What you need to do. Your task is to quote the material that follows, in full and exactly.

Records excerpted from a collection.
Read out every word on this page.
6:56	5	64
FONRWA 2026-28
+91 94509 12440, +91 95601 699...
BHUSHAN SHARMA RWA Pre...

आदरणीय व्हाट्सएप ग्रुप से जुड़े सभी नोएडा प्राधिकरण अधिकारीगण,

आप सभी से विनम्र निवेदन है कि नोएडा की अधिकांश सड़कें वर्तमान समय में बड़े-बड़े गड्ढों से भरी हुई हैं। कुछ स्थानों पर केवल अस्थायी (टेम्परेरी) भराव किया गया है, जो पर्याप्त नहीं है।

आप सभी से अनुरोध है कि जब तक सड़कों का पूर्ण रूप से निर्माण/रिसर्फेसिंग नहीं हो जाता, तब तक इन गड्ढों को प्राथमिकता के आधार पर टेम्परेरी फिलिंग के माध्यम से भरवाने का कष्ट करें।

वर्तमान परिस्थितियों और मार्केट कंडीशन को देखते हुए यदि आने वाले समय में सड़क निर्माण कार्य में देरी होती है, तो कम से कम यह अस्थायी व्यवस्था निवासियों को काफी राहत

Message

Correct output.
Read out every word on this page.
6:56	5	64
FONRWA 2026-28
+91 94509 12440, +91 95601 699...
BHUSHAN SHARMA RWA Pre...

आदरणीय व्हाट्सएप ग्रुप से जुड़े सभी नोएडा प्राधिकरण अधिकारीगण,

आप सभी से विनम्र निवेदन है कि नोएडा की अधिकांश सड़कें वर्तमान समय में बड़े-बड़े गड्ढों से भरी हुई हैं। कुछ स्थानों पर केवल अस्थायी (टेम्परेरी) भराव किया गया है, जो पर्याप्त नहीं है।

आप सभी से अनुरोध है कि जब तक सड़कों का पूर्ण रूप से निर्माण/रिसर्फेसिंग नहीं हो जाता, तब तक इन गड्ढों को प्राथमिकता के आधार पर टेम्परेरी फिलिंग के माध्यम से भरवाने का कष्ट करें।

वर्तमान परिस्थितियों और मार्केट कंडीशन को देखते हुए यदि आने वाले समय में सड़क निर्माण कार्य में देरी होती है, तो कम से कम यह अस्थायी व्यवस्था निवासियों को काफी राहत

Message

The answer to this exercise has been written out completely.